-- begin Provided entries --
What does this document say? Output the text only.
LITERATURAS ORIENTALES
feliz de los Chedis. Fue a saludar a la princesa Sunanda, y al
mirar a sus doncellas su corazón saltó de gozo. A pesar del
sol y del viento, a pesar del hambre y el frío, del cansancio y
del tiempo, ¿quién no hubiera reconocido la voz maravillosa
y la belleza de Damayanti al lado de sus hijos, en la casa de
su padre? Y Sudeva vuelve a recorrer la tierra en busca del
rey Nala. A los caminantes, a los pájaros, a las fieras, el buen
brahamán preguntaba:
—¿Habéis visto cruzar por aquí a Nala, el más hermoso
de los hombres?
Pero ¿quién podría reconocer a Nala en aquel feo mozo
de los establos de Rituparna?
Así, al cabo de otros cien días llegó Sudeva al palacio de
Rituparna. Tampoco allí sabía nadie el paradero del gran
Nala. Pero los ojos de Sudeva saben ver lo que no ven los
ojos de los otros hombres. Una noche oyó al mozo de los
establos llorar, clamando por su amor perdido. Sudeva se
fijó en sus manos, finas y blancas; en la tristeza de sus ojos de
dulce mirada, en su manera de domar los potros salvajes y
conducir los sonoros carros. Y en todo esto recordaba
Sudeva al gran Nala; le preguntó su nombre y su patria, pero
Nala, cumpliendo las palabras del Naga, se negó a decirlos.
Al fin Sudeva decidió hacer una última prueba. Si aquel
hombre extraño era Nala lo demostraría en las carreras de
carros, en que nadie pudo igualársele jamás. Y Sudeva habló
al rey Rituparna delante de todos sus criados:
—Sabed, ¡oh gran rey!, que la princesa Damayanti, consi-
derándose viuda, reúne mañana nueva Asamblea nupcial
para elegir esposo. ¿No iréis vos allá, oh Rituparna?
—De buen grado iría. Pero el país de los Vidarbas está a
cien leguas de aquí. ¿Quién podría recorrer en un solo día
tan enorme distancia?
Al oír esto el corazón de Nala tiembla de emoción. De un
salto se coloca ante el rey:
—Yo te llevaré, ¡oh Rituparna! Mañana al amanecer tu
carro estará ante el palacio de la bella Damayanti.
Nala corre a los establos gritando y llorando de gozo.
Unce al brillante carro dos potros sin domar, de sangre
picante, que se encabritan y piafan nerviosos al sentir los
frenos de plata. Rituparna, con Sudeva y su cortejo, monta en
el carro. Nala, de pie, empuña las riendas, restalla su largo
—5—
-- end Provided entries --
● **Challenge**: State the number of lines holding the word "hombres" in the listing. Add nothing else.

● **Solution**: 2